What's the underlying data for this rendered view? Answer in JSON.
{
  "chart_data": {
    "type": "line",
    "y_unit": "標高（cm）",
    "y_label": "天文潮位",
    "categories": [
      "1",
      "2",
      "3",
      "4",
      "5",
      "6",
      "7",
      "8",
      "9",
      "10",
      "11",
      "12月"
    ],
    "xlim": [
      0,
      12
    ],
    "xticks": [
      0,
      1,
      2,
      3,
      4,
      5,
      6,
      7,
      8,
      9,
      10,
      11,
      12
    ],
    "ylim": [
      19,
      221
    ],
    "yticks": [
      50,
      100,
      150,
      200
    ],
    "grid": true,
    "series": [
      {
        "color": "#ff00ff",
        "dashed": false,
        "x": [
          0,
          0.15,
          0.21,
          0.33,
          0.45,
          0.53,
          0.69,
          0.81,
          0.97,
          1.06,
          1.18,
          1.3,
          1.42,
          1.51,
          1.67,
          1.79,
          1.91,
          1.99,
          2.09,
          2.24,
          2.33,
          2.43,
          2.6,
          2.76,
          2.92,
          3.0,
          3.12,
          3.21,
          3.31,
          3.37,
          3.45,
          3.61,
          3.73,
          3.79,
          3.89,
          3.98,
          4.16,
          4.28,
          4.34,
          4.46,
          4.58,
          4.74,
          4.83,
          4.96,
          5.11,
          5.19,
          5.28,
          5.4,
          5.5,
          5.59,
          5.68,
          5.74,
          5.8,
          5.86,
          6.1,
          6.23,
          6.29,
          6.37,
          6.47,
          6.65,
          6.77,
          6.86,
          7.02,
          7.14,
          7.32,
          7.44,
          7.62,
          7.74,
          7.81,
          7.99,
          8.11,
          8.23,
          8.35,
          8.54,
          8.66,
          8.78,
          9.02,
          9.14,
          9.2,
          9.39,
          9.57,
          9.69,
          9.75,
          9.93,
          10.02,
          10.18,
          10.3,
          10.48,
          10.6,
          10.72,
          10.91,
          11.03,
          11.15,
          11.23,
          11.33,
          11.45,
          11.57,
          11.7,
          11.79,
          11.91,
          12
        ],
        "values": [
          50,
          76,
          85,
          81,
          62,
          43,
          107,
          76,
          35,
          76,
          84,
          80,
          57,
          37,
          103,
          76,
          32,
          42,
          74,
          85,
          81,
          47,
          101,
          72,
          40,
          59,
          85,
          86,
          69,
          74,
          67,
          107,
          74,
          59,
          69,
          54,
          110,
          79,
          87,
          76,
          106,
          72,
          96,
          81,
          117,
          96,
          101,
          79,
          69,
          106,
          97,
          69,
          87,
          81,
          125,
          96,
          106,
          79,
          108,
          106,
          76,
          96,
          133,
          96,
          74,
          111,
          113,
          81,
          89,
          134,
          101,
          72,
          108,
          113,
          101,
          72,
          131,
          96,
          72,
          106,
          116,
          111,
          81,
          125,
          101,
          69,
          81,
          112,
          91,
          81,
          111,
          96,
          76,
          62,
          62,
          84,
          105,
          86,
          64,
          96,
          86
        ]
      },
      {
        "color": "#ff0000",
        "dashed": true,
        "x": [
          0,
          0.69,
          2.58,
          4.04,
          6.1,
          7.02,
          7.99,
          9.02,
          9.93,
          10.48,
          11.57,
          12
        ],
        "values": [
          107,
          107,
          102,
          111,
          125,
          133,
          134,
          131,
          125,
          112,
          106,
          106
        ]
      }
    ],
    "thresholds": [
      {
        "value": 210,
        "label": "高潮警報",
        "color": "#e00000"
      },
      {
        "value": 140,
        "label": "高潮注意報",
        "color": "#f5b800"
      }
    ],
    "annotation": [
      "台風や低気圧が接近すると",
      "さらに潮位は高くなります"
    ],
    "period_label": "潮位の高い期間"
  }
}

> **What the task requires**
Output all preceding records character for character.

> **Result of the exercise**
What's the underlying data for this rendered view? Answer in JSON.
{
  "chart_data": {
    "type": "line",
    "y_unit": "標高（cm）",
    "y_label": "天文潮位",
    "categories": [
      "1",
      "2",
      "3",
      "4",
      "5",
      "6",
      "7",
      "8",
      "9",
      "10",
      "11",
      "12月"
    ],
    "xlim": [
      0,
      12
    ],
    "xticks": [
      0,
      1,
      2,
      3,
      4,
      5,
      6,
      7,
      8,
      9,
      10,
      11,
      12
    ],
    "ylim": [
      19,
      221
    ],
    "yticks": [
      50,
      100,
      150,
      200
    ],
    "grid": true,
    "series": [
      {
        "color": "#ff00ff",
        "dashed": false,
        "x": [
          0,
          0.15,
          0.21,
          0.33,
          0.45,
          0.53,
          0.69,
          0.81,
          0.97,
          1.06,
          1.18,
          1.3,
          1.42,
          1.51,
          1.67,
          1.79,
          1.91,
          1.99,
          2.09,
          2.24,
          2.33,
          2.43,
          2.6,
          2.76,
          2.92,
          3.0,
          3.12,
          3.21,
          3.31,
          3.37,
          3.45,
          3.61,
          3.73,
          3.79,
          3.89,
          3.98,
          4.16,
          4.28,
          4.34,
          4.46,
          4.58,
          4.74,
          4.83,
          4.96,
          5.11,
          5.19,
          5.28,
          5.4,
          5.5,
          5.59,
          5.68,
          5.74,
          5.8,
          5.86,
          6.1,
          6.23,
          6.29,
          6.37,
          6.47,
          6.65,
          6.77,
          6.86,
          7.02,
          7.14,
          7.32,
          7.44,
          7.62,
          7.74,
          7.81,
          7.99,
          8.11,
          8.23,
          8.35,
          8.54,
          8.66,
          8.78,
          9.02,
          9.14,
          9.2,
          9.39,
          9.57,
          9.69,
          9.75,
          9.93,
          10.02,
          10.18,
          10.3,
          10.48,
          10.6,
          10.72,
          10.91,
          11.03,
          11.15,
          11.23,
          11.33,
          11.45,
          11.57,
          11.7,
          11.79,
          11.91,
          12
        ],
        "values": [
          50,
          76,
          85,
          81,
          62,
          43,
          107,
          76,
          35,
          76,
          84,
          80,
          57,
          37,
          103,
          76,
          32,
          42,
          74,
          85,
          81,
          47,
          101,
          72,
          40,
          59,
          85,
          86,
          69,
          74,
          67,
          107,
          74,
          59,
          69,
          54,
          110,
          79,
          87,
          76,
          106,
          72,
          96,
          81,
          117,
          96,
          101,
          79,
          69,
          106,
          97,
          69,
          87,
          81,
          125,
          96,
          106,
          79,
          108,
          106,
          76,
          96,
          133,
          96,
          74,
          111,
          113,
          81,
          89,
          134,
          101,
          72,
          108,
          113,
          101,
          72,
          131,
          96,
          72,
          106,
          116,
          111,
          81,
          125,
          101,
          69,
          81,
          112,
          91,
          81,
          111,
          96,
          76,
          62,
          62,
          84,
          105,
          86,
          64,
          96,
          86
        ]
      },
      {
        "color": "#ff0000",
        "dashed": true,
        "x": [
          0,
          0.69,
          2.58,
          4.04,
          6.1,
          7.02,
          7.99,
          9.02,
          9.93,
          10.48,
          11.57,
          12
        ],
        "values": [
          107,
          107,
          102,
          111,
          125,
          133,
          134,
          131,
          125,
          112,
          106,
          106
        ]
      }
    ],
    "thresholds": [
      {
        "value": 210,
        "label": "高潮警報",
        "color": "#e00000"
      },
      {
        "value": 140,
        "label": "高潮注意報",
        "color": "#f5b800"
      }
    ],
    "annotation": [
      "台風や低気圧が接近すると",
      "さらに潮位は高くなります"
    ],
    "period_label": "潮位の高い期間"
  }
}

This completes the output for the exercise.